EXERCISE TEXT
----
Microsoft Corp. on Tuesday did a global launch of its Office 365 platform, which it’s selling through a number of channel-centric service providers including – in the United States – AppRiver, InterCall and PGi.
Office 365, unified communications and collaboration software, combines Office, SharePoint, Exchange and Lync in the cloud. But it also connects to other Microsoft programs including Word, PowerPoint, Excel and OneNote. Office 365 has been around since last year in beta testing, with SMBs comprising a majority of users; as a result, Microsoft introduced Office 365 with monthly subscription rates suitable for small businesses.
“It costs no more than a Starbucks and a muffin," said Mayra Luis-Castillo, industry director of cloud application services for Microsoft’s Operator Channel.
To be clear, the expense is calculated per month, per user – figure between $6 and $10, and that’s Microsoft’s wholesale rate. The software giant’s service-provider partners will determine end-user pricing, as well as agent and VAR commissions.
Nonetheless, Microsoft is targeting a sector it historically has not, and all because of SMBs’ spending clout. According to research firm Gartner Inc., SMBs buy $800 billion worth of IT products each year. So, the benefit of Office 365 for smaller companies is that they get the same productivity tools as enterprises, while keeping capex and opex budgets in line, Microsoft said.
“It’s really making this technology affordable to [SMBs]," Luis-Castillo said. “It’s an offering that’s accessible to their wallet size … and helps them get faster into the cloud."
“The cloud" is critical for businesses in general, and for road warriors, and remote and field workers, in particular. That’s because “the cloud" lets them access corporate information from anywhere, from any Web-connected device.
“It’s a big advantage when you’re trying to close a deal or access inventory records," said Luis-Castillo.
Microsoft announced a number of service provider partners worldwide that now sell Office 365; in the United States, channel-friendly names include SaaS provider AppRiver; conferencing firm InterCall, owned by West Corp.; and conferencing company Premiere Global Inc., or PGi.
----
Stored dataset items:

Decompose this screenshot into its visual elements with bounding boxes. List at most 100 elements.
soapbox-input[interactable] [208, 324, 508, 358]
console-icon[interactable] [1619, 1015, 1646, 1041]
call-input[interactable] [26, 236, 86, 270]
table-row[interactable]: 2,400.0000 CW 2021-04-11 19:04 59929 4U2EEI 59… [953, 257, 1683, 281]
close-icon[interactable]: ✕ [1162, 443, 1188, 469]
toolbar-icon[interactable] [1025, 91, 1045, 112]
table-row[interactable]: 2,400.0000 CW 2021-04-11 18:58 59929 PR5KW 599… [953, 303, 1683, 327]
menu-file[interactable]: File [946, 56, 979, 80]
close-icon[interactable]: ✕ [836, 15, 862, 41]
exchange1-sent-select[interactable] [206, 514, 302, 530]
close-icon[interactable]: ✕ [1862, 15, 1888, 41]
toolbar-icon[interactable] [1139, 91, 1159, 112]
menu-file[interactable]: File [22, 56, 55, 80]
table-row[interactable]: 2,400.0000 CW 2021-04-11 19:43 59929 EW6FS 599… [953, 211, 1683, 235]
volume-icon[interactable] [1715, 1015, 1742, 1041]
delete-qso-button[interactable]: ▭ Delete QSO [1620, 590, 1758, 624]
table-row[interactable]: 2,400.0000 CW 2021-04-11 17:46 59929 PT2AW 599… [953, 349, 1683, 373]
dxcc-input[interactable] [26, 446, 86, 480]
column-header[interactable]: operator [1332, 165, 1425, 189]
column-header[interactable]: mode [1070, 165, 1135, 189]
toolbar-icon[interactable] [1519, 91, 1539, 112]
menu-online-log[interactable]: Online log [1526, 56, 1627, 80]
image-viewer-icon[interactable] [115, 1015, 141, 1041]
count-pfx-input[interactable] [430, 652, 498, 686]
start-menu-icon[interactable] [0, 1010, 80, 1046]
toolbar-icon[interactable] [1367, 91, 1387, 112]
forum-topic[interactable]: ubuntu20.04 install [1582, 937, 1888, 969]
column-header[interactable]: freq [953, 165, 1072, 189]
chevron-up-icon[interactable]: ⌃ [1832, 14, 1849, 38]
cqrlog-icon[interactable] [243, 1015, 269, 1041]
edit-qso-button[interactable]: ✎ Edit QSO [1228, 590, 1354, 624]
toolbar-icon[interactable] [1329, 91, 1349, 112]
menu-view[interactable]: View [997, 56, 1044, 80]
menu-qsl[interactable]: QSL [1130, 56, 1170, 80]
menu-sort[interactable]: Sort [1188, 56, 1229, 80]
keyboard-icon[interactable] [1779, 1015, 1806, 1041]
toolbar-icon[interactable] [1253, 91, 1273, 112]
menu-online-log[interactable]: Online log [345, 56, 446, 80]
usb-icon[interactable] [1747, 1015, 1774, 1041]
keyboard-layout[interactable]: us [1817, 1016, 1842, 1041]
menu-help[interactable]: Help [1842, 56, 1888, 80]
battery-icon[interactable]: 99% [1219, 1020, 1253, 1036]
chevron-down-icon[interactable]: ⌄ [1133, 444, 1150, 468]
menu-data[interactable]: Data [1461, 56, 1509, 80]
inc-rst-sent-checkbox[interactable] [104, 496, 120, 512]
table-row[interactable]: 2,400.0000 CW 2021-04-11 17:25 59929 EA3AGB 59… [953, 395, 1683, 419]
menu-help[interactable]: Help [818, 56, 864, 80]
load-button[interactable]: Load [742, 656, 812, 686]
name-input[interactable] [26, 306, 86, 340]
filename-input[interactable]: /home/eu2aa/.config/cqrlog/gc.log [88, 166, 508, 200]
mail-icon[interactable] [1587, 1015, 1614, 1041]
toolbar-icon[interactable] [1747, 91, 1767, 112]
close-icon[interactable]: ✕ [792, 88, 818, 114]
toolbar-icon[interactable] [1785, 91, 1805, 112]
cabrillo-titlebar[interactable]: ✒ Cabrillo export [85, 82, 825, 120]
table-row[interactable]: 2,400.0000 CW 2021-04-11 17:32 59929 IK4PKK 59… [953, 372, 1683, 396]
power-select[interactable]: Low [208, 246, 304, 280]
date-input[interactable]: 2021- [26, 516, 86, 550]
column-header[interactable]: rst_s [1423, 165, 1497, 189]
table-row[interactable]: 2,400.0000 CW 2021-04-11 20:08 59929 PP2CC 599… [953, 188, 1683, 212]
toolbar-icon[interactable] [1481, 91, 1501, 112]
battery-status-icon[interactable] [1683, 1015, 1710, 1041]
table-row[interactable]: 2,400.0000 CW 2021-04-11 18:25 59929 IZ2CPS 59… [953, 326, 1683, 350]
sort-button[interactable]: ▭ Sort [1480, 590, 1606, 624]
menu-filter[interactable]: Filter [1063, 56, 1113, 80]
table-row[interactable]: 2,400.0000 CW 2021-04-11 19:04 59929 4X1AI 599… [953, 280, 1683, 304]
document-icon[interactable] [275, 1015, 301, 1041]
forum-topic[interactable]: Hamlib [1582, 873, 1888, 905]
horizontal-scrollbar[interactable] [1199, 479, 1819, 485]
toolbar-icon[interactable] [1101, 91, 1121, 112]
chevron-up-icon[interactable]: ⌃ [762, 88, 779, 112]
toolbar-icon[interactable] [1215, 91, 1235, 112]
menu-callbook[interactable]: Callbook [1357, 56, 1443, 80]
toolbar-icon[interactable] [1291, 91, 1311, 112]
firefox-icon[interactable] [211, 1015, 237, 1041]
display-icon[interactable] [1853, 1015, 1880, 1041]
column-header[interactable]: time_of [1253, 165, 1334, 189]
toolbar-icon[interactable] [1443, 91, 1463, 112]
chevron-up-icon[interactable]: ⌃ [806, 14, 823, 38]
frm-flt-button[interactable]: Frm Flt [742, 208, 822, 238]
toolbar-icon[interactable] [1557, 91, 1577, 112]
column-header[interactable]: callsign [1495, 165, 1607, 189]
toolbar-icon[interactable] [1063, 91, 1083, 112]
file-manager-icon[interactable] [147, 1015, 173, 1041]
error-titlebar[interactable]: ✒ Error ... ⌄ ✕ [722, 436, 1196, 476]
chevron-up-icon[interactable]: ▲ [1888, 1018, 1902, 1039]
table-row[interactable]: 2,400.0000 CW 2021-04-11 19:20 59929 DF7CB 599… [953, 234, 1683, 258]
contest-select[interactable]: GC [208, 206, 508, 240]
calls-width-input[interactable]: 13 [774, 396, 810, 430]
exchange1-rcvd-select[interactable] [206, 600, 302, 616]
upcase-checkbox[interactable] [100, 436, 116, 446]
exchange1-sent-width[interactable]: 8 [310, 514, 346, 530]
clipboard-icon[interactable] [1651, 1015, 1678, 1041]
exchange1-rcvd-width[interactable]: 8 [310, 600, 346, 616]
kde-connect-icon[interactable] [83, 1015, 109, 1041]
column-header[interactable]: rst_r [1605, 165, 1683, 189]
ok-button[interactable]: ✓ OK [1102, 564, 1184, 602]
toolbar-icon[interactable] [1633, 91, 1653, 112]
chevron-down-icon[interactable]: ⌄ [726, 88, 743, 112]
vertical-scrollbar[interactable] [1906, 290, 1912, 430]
----
WORK ORDER 1
In the Office 365 launch article, why did Microsoft introduce Office 365 with monthly subscription rates suitable for small businesses? Answer in one to three sentences.
WORK ORDER 2
Reproduce the Office 365 launch article word for word, everything from "Office 365, unified" down to "Microsoft’s Operator Channel.".

REPLY 1
During the beta testing that ran since the previous year, SMBs made up a majority of Office 365 users. As a result, Microsoft priced it with monthly subscription rates suited to small businesses.

REPLY 2
Office 365, unified communications and collaboration software, combines Office, SharePoint, Exchange and Lync in the cloud. But it also connects to other Microsoft programs including Word, PowerPoint, Excel and OneNote. Office 365 has been around since last year in beta testing, with SMBs comprising a majority of users; as a result, Microsoft introduced Office 365 with monthly subscription rates suitable for small businesses.
“It costs no more than a Starbucks and a muffin," said Mayra Luis-Castillo, industry director of cloud application services for Microsoft’s Operator Channel.